Records that describe figures:
● ● ● ● ●

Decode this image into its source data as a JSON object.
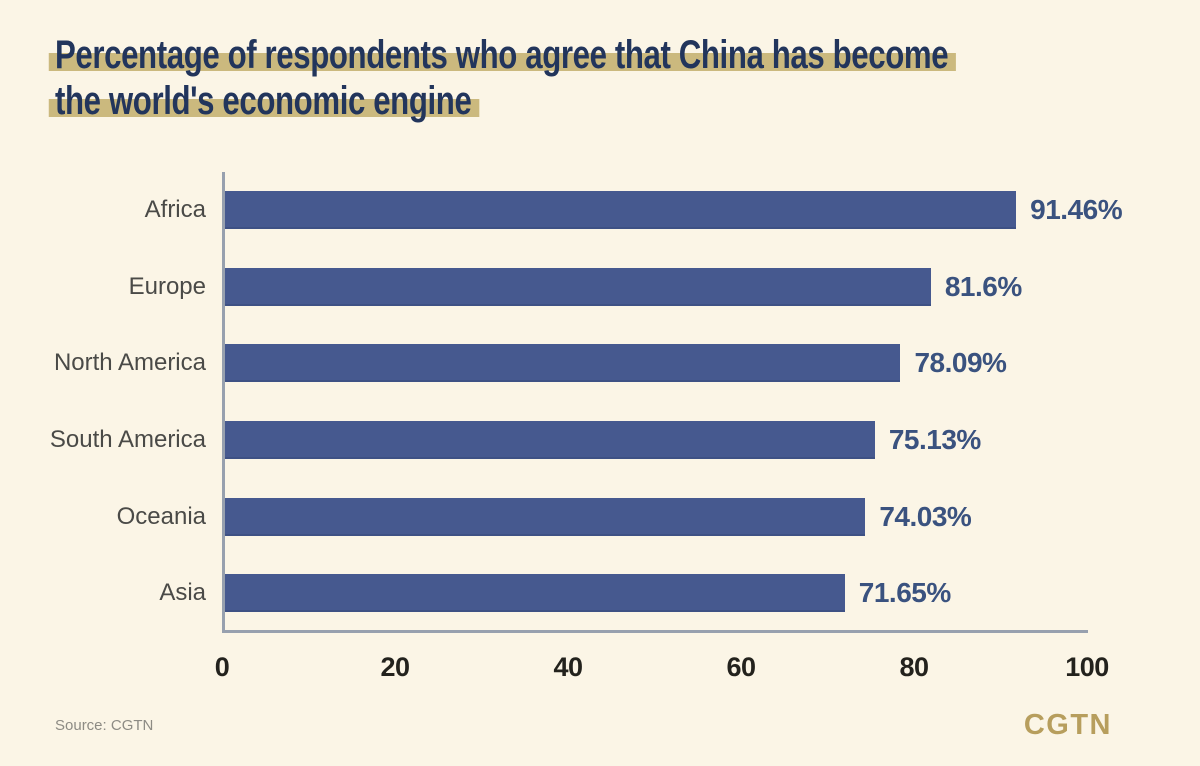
{
  "title": {
    "line1": "Percentage of respondents who agree that China has become",
    "line2": "the world's economic engine"
  },
  "chart_data": {
    "type": "bar",
    "orientation": "horizontal",
    "title": "Percentage of respondents who agree that China has become the world's economic engine",
    "categories": [
      "Africa",
      "Europe",
      "North America",
      "South America",
      "Oceania",
      "Asia"
    ],
    "values": [
      91.46,
      81.6,
      78.09,
      75.13,
      74.03,
      71.65
    ],
    "value_labels": [
      "91.46%",
      "81.6%",
      "78.09%",
      "75.13%",
      "74.03%",
      "71.65%"
    ],
    "x_ticks": [
      "0",
      "20",
      "40",
      "60",
      "80",
      "100"
    ],
    "xlim": [
      0,
      100
    ],
    "grid": false,
    "legend": null,
    "bar_color": "#46598F"
  },
  "footer": {
    "source": "Source: CGTN",
    "logo": "CGTN"
  },
  "colors": {
    "bg": "#FBF5E6",
    "bar": "#46598F",
    "title": "#22355C",
    "highlight": "#CBB97E",
    "value": "#3A527F",
    "category": "#4A4A47",
    "axis": "#97A0AE",
    "tick": "#23221D",
    "source": "#8D8B84",
    "logo": "#B79E5D"
  }
}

● ● ● ● ●

WHAT TO WORK ON: Pictures stay out; repeat all the rest of the records exactly.

SOLUTION TO THIS EXERCISE:
Decode this image into its source data as a JSON object.
{
  "title": {
    "line1": "Percentage of respondents who agree that China has become",
    "line2": "the world's economic engine"
  },
  "chart_data": {
    "type": "bar",
    "orientation": "horizontal",
    "title": "Percentage of respondents who agree that China has become the world's economic engine",
    "categories": [
      "Africa",
      "Europe",
      "North America",
      "South America",
      "Oceania",
      "Asia"
    ],
    "values": [
      91.46,
      81.6,
      78.09,
      75.13,
      74.03,
      71.65
    ],
    "value_labels": [
      "91.46%",
      "81.6%",
      "78.09%",
      "75.13%",
      "74.03%",
      "71.65%"
    ],
    "x_ticks": [
      "0",
      "20",
      "40",
      "60",
      "80",
      "100"
    ],
    "xlim": [
      0,
      100
    ],
    "grid": false,
    "legend": null,
    "bar_color": "#46598F"
  },
  "footer": {
    "source": "Source: CGTN",
    "logo": "CGTN"
  },
  "colors": {
    "bg": "#FBF5E6",
    "bar": "#46598F",
    "title": "#22355C",
    "highlight": "#CBB97E",
    "value": "#3A527F",
    "category": "#4A4A47",
    "axis": "#97A0AE",
    "tick": "#23221D",
    "source": "#8D8B84",
    "logo": "#B79E5D"
  }
}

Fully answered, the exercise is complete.